» **Given instruction**: Provide the count of lines that hold "most" and no other output.

- - - - -

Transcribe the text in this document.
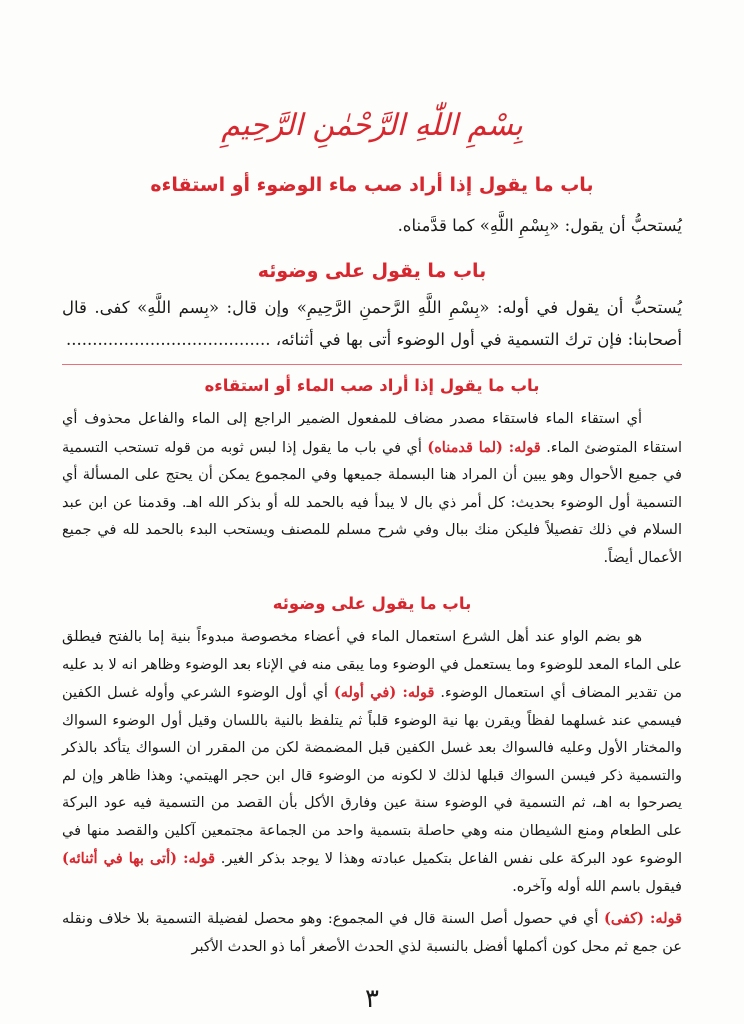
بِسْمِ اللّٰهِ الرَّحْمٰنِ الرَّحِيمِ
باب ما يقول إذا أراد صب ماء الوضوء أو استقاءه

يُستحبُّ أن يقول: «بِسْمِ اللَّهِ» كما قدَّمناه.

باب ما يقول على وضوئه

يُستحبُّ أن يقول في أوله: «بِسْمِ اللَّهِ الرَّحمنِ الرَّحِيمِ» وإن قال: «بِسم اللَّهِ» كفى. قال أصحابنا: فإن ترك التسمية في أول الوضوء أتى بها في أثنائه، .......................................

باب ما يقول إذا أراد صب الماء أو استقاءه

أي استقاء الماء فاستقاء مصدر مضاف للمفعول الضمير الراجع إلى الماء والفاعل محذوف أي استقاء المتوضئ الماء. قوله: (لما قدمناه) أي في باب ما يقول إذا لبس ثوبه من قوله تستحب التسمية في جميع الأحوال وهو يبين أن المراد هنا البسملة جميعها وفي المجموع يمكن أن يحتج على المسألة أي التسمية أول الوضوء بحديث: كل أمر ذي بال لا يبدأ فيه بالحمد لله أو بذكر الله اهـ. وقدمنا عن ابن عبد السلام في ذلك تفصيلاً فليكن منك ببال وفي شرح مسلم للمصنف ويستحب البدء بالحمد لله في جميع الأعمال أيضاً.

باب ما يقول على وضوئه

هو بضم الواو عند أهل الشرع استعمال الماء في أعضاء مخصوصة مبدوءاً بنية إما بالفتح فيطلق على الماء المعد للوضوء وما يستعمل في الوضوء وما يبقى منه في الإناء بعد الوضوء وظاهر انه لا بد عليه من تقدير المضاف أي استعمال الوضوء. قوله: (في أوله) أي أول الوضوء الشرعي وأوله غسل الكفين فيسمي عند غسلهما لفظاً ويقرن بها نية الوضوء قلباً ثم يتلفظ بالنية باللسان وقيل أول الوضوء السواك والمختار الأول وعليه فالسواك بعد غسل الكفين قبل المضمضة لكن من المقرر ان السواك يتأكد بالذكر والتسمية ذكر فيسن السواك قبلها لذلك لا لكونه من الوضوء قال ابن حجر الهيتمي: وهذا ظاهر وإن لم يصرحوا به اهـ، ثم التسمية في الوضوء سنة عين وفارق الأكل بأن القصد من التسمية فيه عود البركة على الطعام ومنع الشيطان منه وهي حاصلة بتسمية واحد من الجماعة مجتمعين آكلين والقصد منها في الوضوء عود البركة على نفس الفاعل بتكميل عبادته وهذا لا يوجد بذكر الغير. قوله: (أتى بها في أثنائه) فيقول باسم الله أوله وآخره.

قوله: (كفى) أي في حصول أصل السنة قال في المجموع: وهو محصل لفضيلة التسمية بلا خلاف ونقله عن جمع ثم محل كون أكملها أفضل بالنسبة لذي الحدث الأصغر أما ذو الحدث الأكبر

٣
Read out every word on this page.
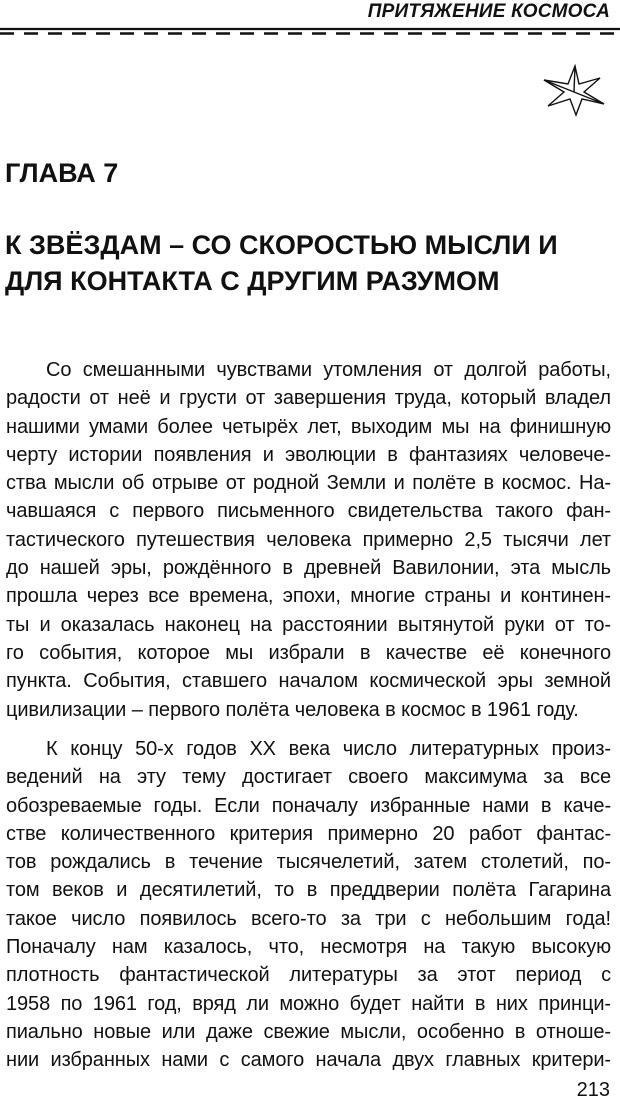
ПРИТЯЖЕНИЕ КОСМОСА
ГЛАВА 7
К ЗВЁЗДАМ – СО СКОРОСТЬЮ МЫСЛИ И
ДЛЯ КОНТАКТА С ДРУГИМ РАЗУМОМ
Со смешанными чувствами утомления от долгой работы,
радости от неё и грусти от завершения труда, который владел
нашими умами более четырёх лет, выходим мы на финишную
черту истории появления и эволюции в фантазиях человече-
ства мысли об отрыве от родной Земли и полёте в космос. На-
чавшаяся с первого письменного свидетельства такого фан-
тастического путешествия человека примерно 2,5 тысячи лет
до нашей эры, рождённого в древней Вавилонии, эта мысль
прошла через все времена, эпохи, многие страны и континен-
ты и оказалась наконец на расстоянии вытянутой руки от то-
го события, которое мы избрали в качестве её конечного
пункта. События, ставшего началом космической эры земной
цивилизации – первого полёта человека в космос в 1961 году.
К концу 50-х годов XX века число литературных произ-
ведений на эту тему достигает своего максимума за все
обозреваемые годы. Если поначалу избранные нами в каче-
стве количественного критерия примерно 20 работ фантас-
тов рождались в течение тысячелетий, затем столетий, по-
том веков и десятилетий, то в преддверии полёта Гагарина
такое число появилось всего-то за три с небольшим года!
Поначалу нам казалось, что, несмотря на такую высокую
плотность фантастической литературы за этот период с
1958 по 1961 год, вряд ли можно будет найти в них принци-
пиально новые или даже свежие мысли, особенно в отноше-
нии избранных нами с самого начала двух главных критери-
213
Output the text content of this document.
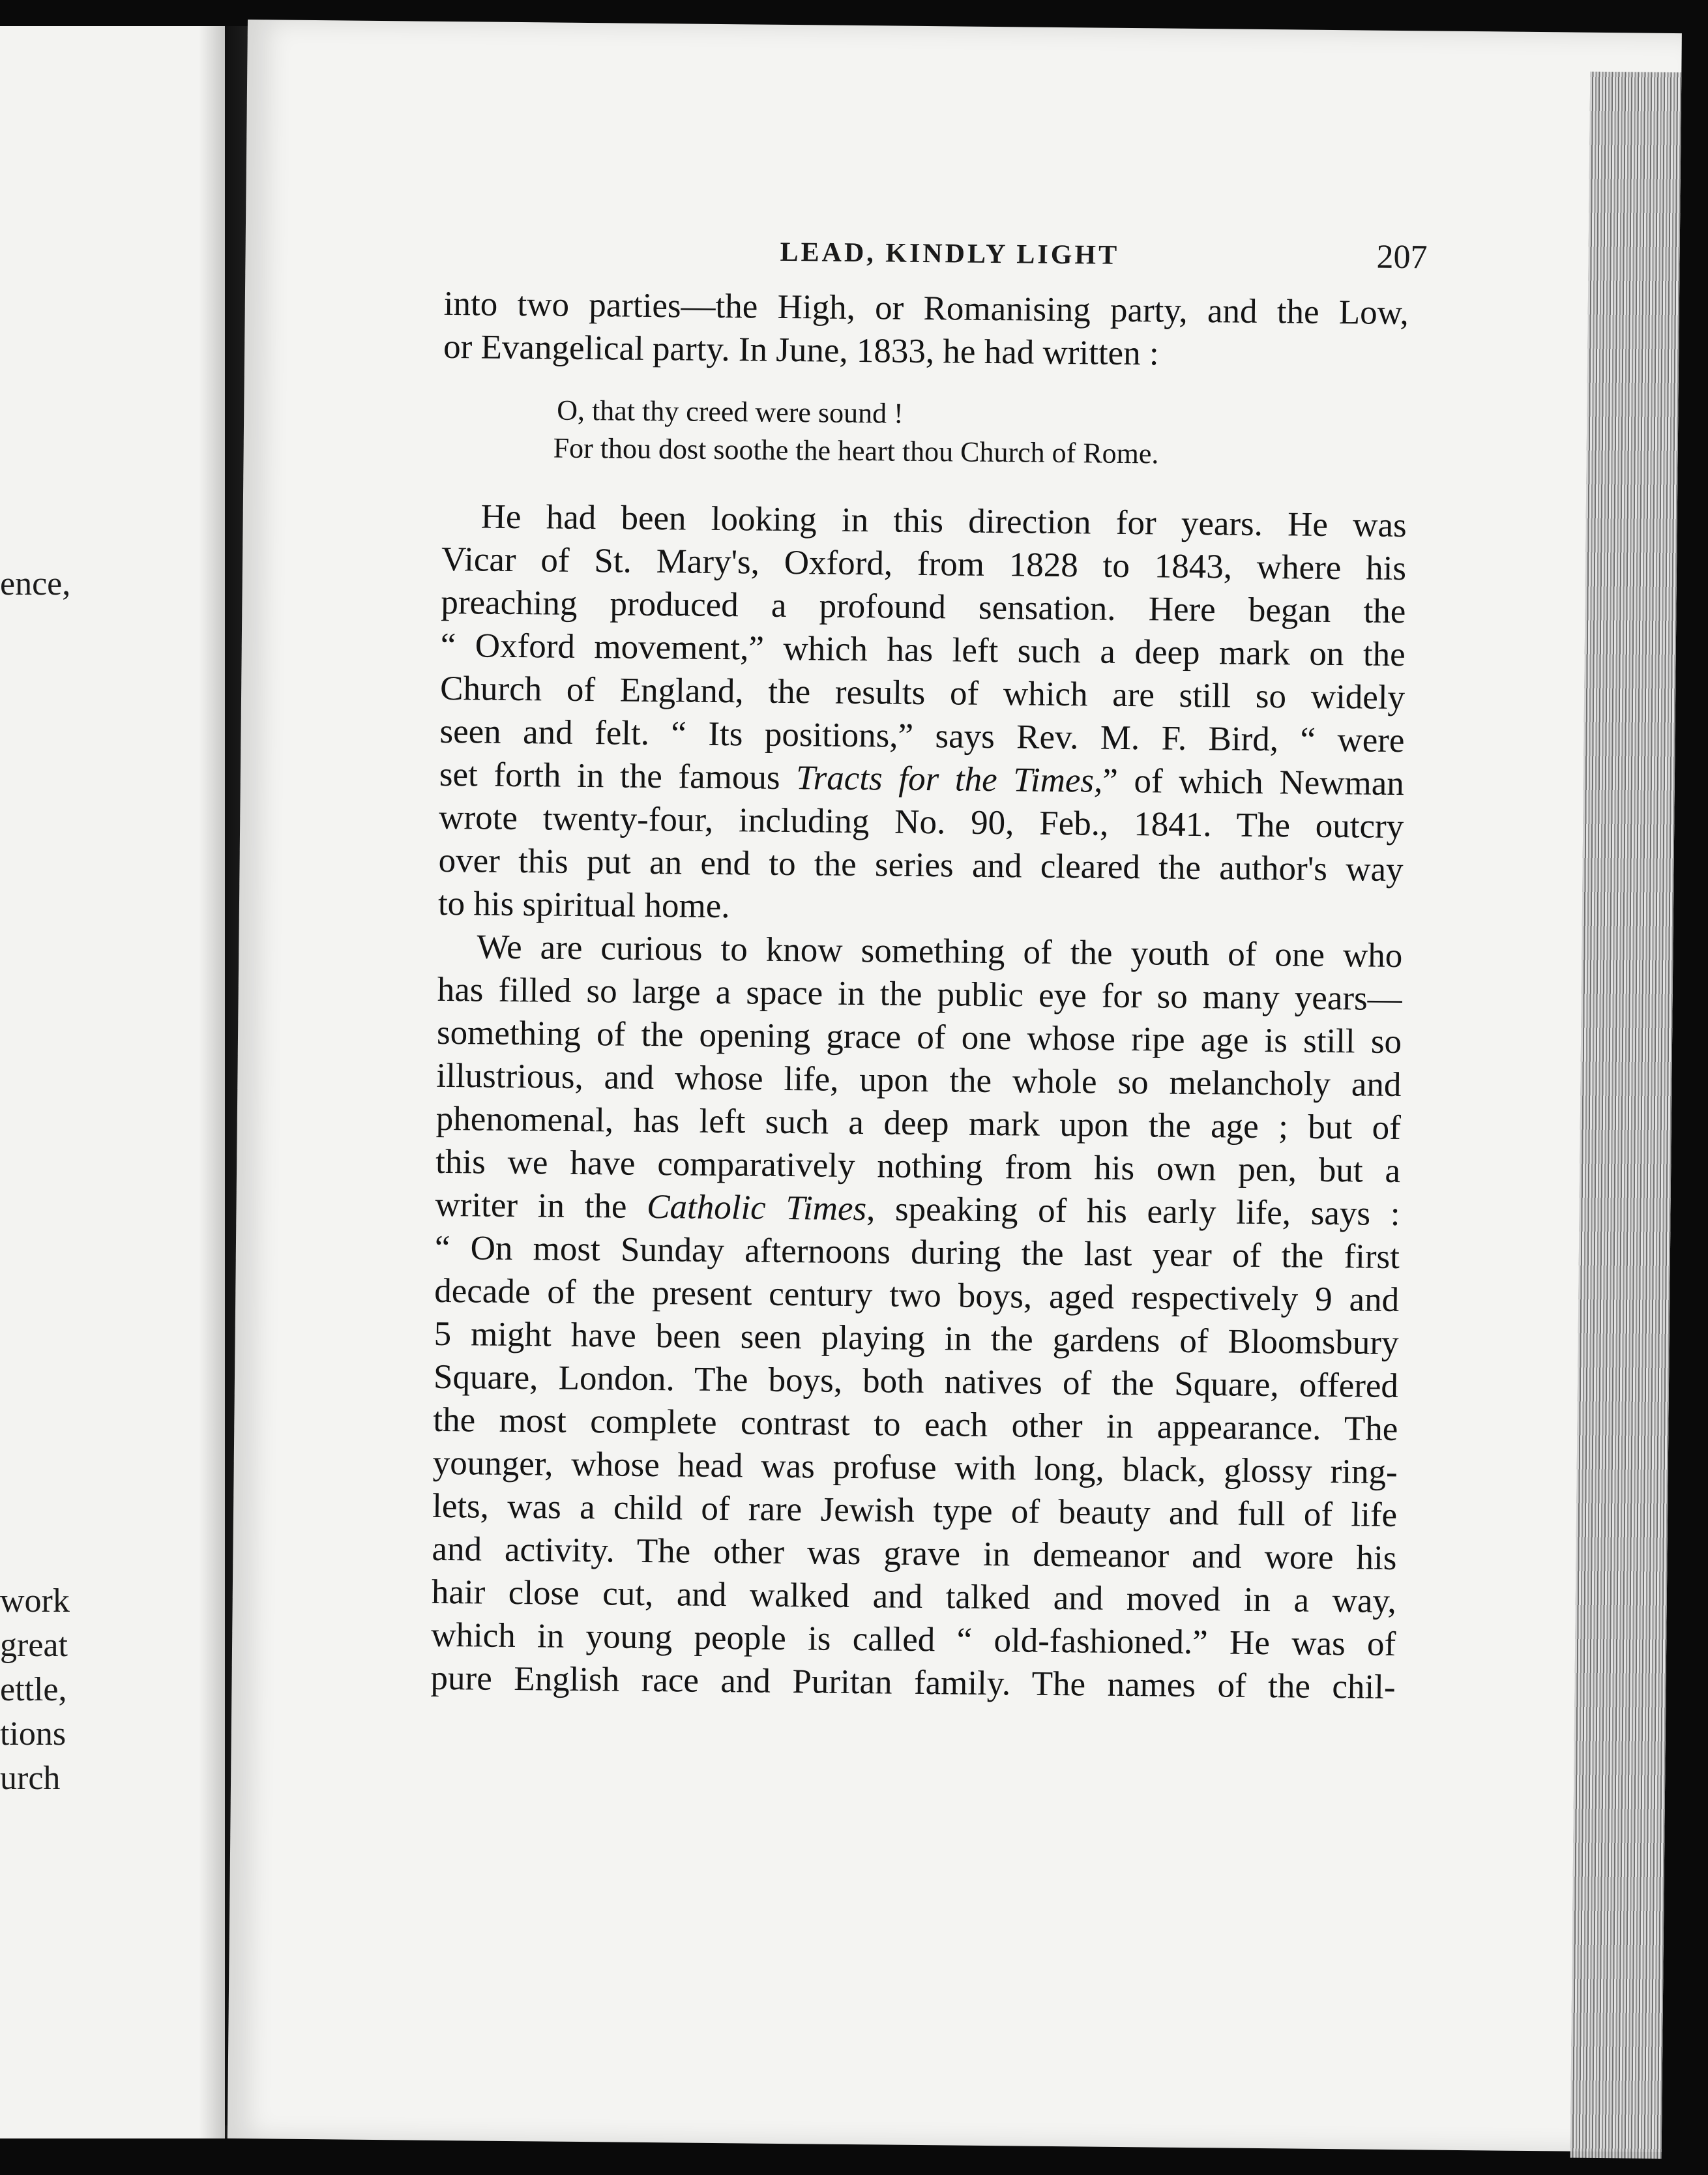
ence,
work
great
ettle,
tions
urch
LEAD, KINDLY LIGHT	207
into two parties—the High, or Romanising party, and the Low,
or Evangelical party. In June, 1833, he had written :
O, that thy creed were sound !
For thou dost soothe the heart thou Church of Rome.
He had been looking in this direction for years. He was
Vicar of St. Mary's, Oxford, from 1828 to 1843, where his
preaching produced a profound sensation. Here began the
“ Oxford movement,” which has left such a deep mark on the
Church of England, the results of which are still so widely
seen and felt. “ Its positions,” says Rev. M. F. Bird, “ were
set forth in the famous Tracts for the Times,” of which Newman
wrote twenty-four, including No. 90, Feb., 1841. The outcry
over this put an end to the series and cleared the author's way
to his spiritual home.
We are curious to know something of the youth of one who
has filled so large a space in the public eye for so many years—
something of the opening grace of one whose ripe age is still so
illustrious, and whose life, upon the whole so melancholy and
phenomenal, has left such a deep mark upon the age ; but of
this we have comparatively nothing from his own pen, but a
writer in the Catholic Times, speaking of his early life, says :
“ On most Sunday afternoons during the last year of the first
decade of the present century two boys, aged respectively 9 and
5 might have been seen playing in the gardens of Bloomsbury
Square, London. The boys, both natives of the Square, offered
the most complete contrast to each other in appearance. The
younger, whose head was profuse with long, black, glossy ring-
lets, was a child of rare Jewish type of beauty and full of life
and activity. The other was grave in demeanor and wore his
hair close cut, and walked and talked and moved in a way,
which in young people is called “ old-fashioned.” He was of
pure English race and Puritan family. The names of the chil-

- - - - -

» **In response**: 2